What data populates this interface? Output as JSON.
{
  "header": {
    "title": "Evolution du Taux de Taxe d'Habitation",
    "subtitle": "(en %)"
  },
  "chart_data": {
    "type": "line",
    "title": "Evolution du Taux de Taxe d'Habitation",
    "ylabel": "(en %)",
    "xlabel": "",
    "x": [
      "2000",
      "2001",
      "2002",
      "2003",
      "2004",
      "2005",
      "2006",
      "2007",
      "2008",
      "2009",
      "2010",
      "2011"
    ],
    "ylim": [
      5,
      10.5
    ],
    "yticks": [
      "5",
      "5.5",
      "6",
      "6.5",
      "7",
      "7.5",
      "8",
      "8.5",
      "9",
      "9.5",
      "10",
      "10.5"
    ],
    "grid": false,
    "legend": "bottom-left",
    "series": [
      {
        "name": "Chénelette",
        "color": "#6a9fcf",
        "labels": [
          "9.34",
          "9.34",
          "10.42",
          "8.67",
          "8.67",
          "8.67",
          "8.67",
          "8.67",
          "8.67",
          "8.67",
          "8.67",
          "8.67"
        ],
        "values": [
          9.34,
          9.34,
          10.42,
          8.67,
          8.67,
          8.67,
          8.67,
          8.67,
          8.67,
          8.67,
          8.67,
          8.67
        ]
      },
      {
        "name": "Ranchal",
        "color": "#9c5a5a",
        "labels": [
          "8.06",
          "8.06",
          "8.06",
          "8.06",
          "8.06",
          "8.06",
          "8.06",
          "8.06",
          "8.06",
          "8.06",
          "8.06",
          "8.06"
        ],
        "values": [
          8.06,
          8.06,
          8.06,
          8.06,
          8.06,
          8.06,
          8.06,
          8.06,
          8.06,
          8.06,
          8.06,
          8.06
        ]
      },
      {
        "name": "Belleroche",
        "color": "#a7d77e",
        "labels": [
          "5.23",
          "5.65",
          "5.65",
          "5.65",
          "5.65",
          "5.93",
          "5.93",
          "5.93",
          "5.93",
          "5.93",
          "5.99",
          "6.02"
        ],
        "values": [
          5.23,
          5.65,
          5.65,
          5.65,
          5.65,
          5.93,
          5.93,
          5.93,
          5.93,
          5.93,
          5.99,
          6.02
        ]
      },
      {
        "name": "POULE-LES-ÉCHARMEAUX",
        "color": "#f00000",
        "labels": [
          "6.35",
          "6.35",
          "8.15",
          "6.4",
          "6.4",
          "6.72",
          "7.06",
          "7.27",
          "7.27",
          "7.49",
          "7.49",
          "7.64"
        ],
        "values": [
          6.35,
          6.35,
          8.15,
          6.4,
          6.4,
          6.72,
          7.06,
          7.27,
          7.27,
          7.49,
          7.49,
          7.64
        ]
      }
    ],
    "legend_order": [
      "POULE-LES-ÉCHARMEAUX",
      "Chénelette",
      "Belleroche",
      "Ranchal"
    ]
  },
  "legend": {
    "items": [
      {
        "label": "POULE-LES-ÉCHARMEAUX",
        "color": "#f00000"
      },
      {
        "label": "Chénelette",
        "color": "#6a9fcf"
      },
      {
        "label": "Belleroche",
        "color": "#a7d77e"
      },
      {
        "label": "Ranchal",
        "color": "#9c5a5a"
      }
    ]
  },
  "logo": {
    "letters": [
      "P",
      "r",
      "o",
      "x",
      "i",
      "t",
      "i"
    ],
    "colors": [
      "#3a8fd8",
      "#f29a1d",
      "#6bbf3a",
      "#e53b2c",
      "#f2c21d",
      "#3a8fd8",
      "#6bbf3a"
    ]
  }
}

----------------------------------------

◆ PROBLEM TO WORK ON
Your task is to transcribe the material exactly.

◆ SOLUTION TO THIS EXERCISE
What data populates this interface? Output as JSON.
{
  "header": {
    "title": "Evolution du Taux de Taxe d'Habitation",
    "subtitle": "(en %)"
  },
  "chart_data": {
    "type": "line",
    "title": "Evolution du Taux de Taxe d'Habitation",
    "ylabel": "(en %)",
    "xlabel": "",
    "x": [
      "2000",
      "2001",
      "2002",
      "2003",
      "2004",
      "2005",
      "2006",
      "2007",
      "2008",
      "2009",
      "2010",
      "2011"
    ],
    "ylim": [
      5,
      10.5
    ],
    "yticks": [
      "5",
      "5.5",
      "6",
      "6.5",
      "7",
      "7.5",
      "8",
      "8.5",
      "9",
      "9.5",
      "10",
      "10.5"
    ],
    "grid": false,
    "legend": "bottom-left",
    "series": [
      {
        "name": "Chénelette",
        "color": "#6a9fcf",
        "labels": [
          "9.34",
          "9.34",
          "10.42",
          "8.67",
          "8.67",
          "8.67",
          "8.67",
          "8.67",
          "8.67",
          "8.67",
          "8.67",
          "8.67"
        ],
        "values": [
          9.34,
          9.34,
          10.42,
          8.67,
          8.67,
          8.67,
          8.67,
          8.67,
          8.67,
          8.67,
          8.67,
          8.67
        ]
      },
      {
        "name": "Ranchal",
        "color": "#9c5a5a",
        "labels": [
          "8.06",
          "8.06",
          "8.06",
          "8.06",
          "8.06",
          "8.06",
          "8.06",
          "8.06",
          "8.06",
          "8.06",
          "8.06",
          "8.06"
        ],
        "values": [
          8.06,
          8.06,
          8.06,
          8.06,
          8.06,
          8.06,
          8.06,
          8.06,
          8.06,
          8.06,
          8.06,
          8.06
        ]
      },
      {
        "name": "Belleroche",
        "color": "#a7d77e",
        "labels": [
          "5.23",
          "5.65",
          "5.65",
          "5.65",
          "5.65",
          "5.93",
          "5.93",
          "5.93",
          "5.93",
          "5.93",
          "5.99",
          "6.02"
        ],
        "values": [
          5.23,
          5.65,
          5.65,
          5.65,
          5.65,
          5.93,
          5.93,
          5.93,
          5.93,
          5.93,
          5.99,
          6.02
        ]
      },
      {
        "name": "POULE-LES-ÉCHARMEAUX",
        "color": "#f00000",
        "labels": [
          "6.35",
          "6.35",
          "8.15",
          "6.4",
          "6.4",
          "6.72",
          "7.06",
          "7.27",
          "7.27",
          "7.49",
          "7.49",
          "7.64"
        ],
        "values": [
          6.35,
          6.35,
          8.15,
          6.4,
          6.4,
          6.72,
          7.06,
          7.27,
          7.27,
          7.49,
          7.49,
          7.64
        ]
      }
    ],
    "legend_order": [
      "POULE-LES-ÉCHARMEAUX",
      "Chénelette",
      "Belleroche",
      "Ranchal"
    ]
  },
  "legend": {
    "items": [
      {
        "label": "POULE-LES-ÉCHARMEAUX",
        "color": "#f00000"
      },
      {
        "label": "Chénelette",
        "color": "#6a9fcf"
      },
      {
        "label": "Belleroche",
        "color": "#a7d77e"
      },
      {
        "label": "Ranchal",
        "color": "#9c5a5a"
      }
    ]
  },
  "logo": {
    "letters": [
      "P",
      "r",
      "o",
      "x",
      "i",
      "t",
      "i"
    ],
    "colors": [
      "#3a8fd8",
      "#f29a1d",
      "#6bbf3a",
      "#e53b2c",
      "#f2c21d",
      "#3a8fd8",
      "#6bbf3a"
    ]
  }
}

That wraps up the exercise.